- Stored data
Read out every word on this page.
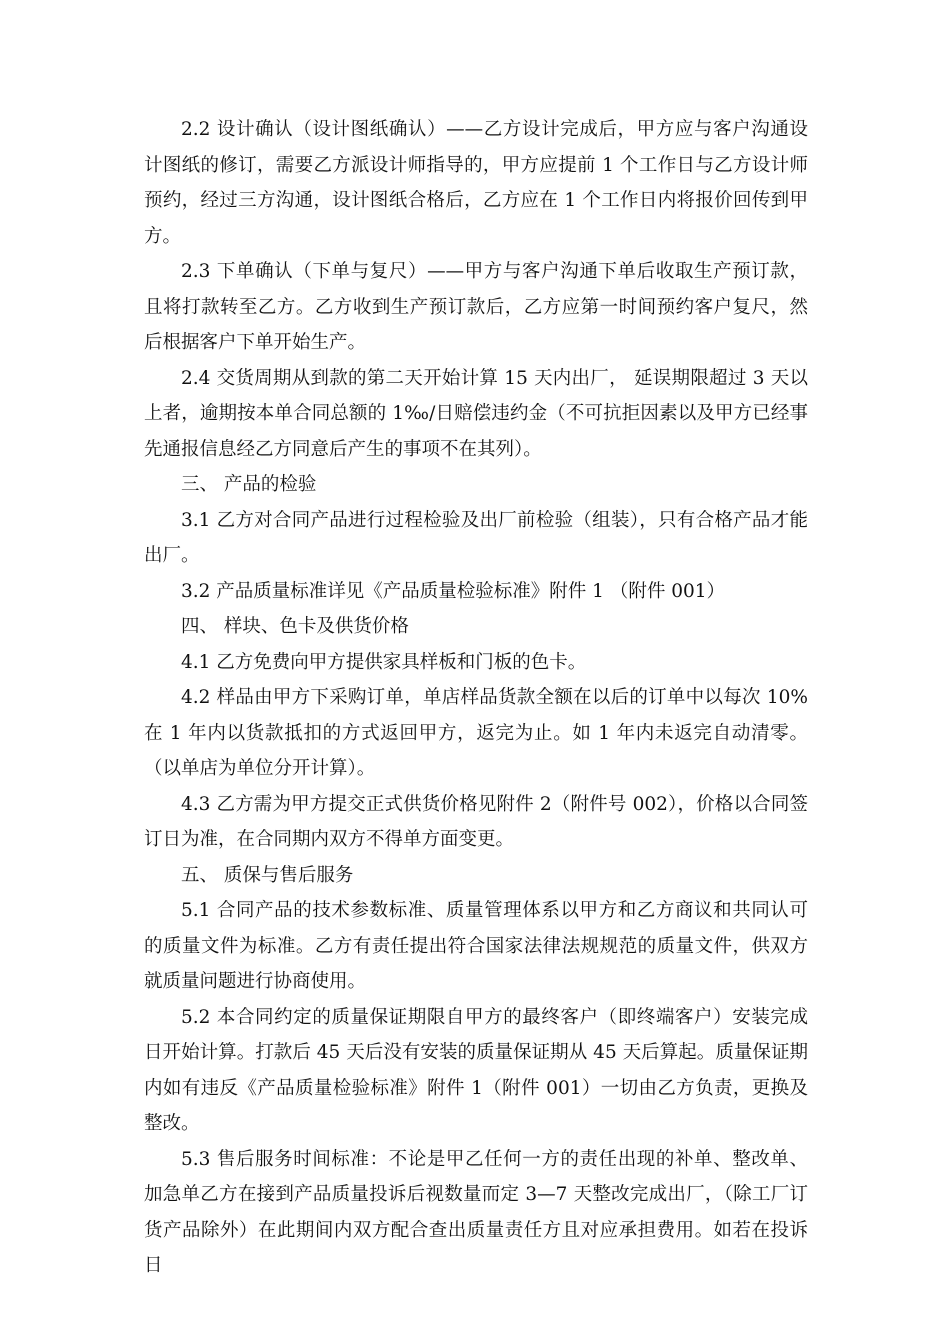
2.2 设计确认（设计图纸确认）——乙方设计完成后，甲方应与客户沟通设计图纸的修订，需要乙方派设计师指导的，甲方应提前 1 个工作日与乙方设计师预约，经过三方沟通，设计图纸合格后，乙方应在 1 个工作日内将报价回传到甲方。

2.3 下单确认（下单与复尺）——甲方与客户沟通下单后收取生产预订款，且将打款转至乙方。乙方收到生产预订款后，乙方应第一时间预约客户复尺，然后根据客户下单开始生产。

2.4 交货周期从到款的第二天开始计算 15 天内出厂， 延误期限超过 3 天以上者，逾期按本单合同总额的 1‰/日赔偿违约金（不可抗拒因素以及甲方已经事先通报信息经乙方同意后产生的事项不在其列）。

三、 产品的检验

3.1 乙方对合同产品进行过程检验及出厂前检验（组装），只有合格产品才能出厂。

3.2 产品质量标准详见《产品质量检验标准》附件 1 （附件 001）

四、 样块、色卡及供货价格

4.1 乙方免费向甲方提供家具样板和门板的色卡。

4.2 样品由甲方下采购订单，单店样品货款全额在以后的订单中以每次 10%在 1 年内以货款抵扣的方式返回甲方，返完为止。如 1 年内未返完自动清零。（以单店为单位分开计算）。

4.3 乙方需为甲方提交正式供货价格见附件 2（附件号 002），价格以合同签订日为准，在合同期内双方不得单方面变更。

五、 质保与售后服务

5.1 合同产品的技术参数标准、质量管理体系以甲方和乙方商议和共同认可的质量文件为标准。乙方有责任提出符合国家法律法规规范的质量文件，供双方就质量问题进行协商使用。

5.2 本合同约定的质量保证期限自甲方的最终客户（即终端客户）安装完成日开始计算。打款后 45 天后没有安装的质量保证期从 45 天后算起。质量保证期内如有违反《产品质量检验标准》附件 1（附件 001）一切由乙方负责，更换及整改。

5.3 售后服务时间标准：不论是甲乙任何一方的责任出现的补单、整改单、加急单乙方在接到产品质量投诉后视数量而定 3—7 天整改完成出厂，（除工厂订货产品除外）在此期间内双方配合查出质量责任方且对应承担费用。如若在投诉日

- EXERCISE
Write out the records above exactly as they stand, leaving out every picture.

- WRITTEN ANSWER
Read out every word on this page.
2.2 设计确认（设计图纸确认）——乙方设计完成后，甲方应与客户沟通设计图纸的修订，需要乙方派设计师指导的，甲方应提前 1 个工作日与乙方设计师预约，经过三方沟通，设计图纸合格后，乙方应在 1 个工作日内将报价回传到甲方。

2.3 下单确认（下单与复尺）——甲方与客户沟通下单后收取生产预订款，且将打款转至乙方。乙方收到生产预订款后，乙方应第一时间预约客户复尺，然后根据客户下单开始生产。

2.4 交货周期从到款的第二天开始计算 15 天内出厂， 延误期限超过 3 天以上者，逾期按本单合同总额的 1‰/日赔偿违约金（不可抗拒因素以及甲方已经事先通报信息经乙方同意后产生的事项不在其列）。

三、 产品的检验

3.1 乙方对合同产品进行过程检验及出厂前检验（组装），只有合格产品才能出厂。

3.2 产品质量标准详见《产品质量检验标准》附件 1 （附件 001）

四、 样块、色卡及供货价格

4.1 乙方免费向甲方提供家具样板和门板的色卡。

4.2 样品由甲方下采购订单，单店样品货款全额在以后的订单中以每次 10%在 1 年内以货款抵扣的方式返回甲方，返完为止。如 1 年内未返完自动清零。（以单店为单位分开计算）。

4.3 乙方需为甲方提交正式供货价格见附件 2（附件号 002），价格以合同签订日为准，在合同期内双方不得单方面变更。

五、 质保与售后服务

5.1 合同产品的技术参数标准、质量管理体系以甲方和乙方商议和共同认可的质量文件为标准。乙方有责任提出符合国家法律法规规范的质量文件，供双方就质量问题进行协商使用。

5.2 本合同约定的质量保证期限自甲方的最终客户（即终端客户）安装完成日开始计算。打款后 45 天后没有安装的质量保证期从 45 天后算起。质量保证期内如有违反《产品质量检验标准》附件 1（附件 001）一切由乙方负责，更换及整改。

5.3 售后服务时间标准：不论是甲乙任何一方的责任出现的补单、整改单、加急单乙方在接到产品质量投诉后视数量而定 3—7 天整改完成出厂，（除工厂订货产品除外）在此期间内双方配合查出质量责任方且对应承担费用。如若在投诉日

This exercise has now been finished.